» STATED GOAL: Repeat each entry in full, exactly.

» EXERCISE MATERIAL:
· · · · · · ·
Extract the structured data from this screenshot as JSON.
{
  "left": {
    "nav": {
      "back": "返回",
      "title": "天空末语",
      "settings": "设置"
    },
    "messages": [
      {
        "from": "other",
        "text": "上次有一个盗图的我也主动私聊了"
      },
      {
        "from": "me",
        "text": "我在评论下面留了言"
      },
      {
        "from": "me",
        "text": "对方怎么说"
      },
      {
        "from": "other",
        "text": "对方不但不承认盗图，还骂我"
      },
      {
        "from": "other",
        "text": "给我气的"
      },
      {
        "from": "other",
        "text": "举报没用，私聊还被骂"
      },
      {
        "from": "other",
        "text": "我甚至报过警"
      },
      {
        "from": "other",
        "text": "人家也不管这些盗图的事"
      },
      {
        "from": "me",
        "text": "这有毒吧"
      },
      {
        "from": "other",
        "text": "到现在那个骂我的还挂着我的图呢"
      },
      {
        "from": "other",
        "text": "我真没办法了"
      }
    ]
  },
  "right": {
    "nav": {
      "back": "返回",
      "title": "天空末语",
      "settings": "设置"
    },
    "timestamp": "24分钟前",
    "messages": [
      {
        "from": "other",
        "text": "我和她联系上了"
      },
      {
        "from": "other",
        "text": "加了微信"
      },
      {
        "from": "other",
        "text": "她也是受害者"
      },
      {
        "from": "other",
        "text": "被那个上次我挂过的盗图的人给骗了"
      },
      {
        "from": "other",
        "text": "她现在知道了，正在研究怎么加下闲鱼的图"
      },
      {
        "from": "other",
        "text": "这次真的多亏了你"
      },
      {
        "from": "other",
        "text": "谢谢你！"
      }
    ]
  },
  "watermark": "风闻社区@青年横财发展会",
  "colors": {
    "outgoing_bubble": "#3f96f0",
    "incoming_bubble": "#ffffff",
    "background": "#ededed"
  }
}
· · · · · · ·
» COMPLETE OUTPUT:
Extract the structured data from this screenshot as JSON.
{
  "left": {
    "nav": {
      "back": "返回",
      "title": "天空末语",
      "settings": "设置"
    },
    "messages": [
      {
        "from": "other",
        "text": "上次有一个盗图的我也主动私聊了"
      },
      {
        "from": "me",
        "text": "我在评论下面留了言"
      },
      {
        "from": "me",
        "text": "对方怎么说"
      },
      {
        "from": "other",
        "text": "对方不但不承认盗图，还骂我"
      },
      {
        "from": "other",
        "text": "给我气的"
      },
      {
        "from": "other",
        "text": "举报没用，私聊还被骂"
      },
      {
        "from": "other",
        "text": "我甚至报过警"
      },
      {
        "from": "other",
        "text": "人家也不管这些盗图的事"
      },
      {
        "from": "me",
        "text": "这有毒吧"
      },
      {
        "from": "other",
        "text": "到现在那个骂我的还挂着我的图呢"
      },
      {
        "from": "other",
        "text": "我真没办法了"
      }
    ]
  },
  "right": {
    "nav": {
      "back": "返回",
      "title": "天空末语",
      "settings": "设置"
    },
    "timestamp": "24分钟前",
    "messages": [
      {
        "from": "other",
        "text": "我和她联系上了"
      },
      {
        "from": "other",
        "text": "加了微信"
      },
      {
        "from": "other",
        "text": "她也是受害者"
      },
      {
        "from": "other",
        "text": "被那个上次我挂过的盗图的人给骗了"
      },
      {
        "from": "other",
        "text": "她现在知道了，正在研究怎么加下闲鱼的图"
      },
      {
        "from": "other",
        "text": "这次真的多亏了你"
      },
      {
        "from": "other",
        "text": "谢谢你！"
      }
    ]
  },
  "watermark": "风闻社区@青年横财发展会",
  "colors": {
    "outgoing_bubble": "#3f96f0",
    "incoming_bubble": "#ffffff",
    "background": "#ededed"
  }
}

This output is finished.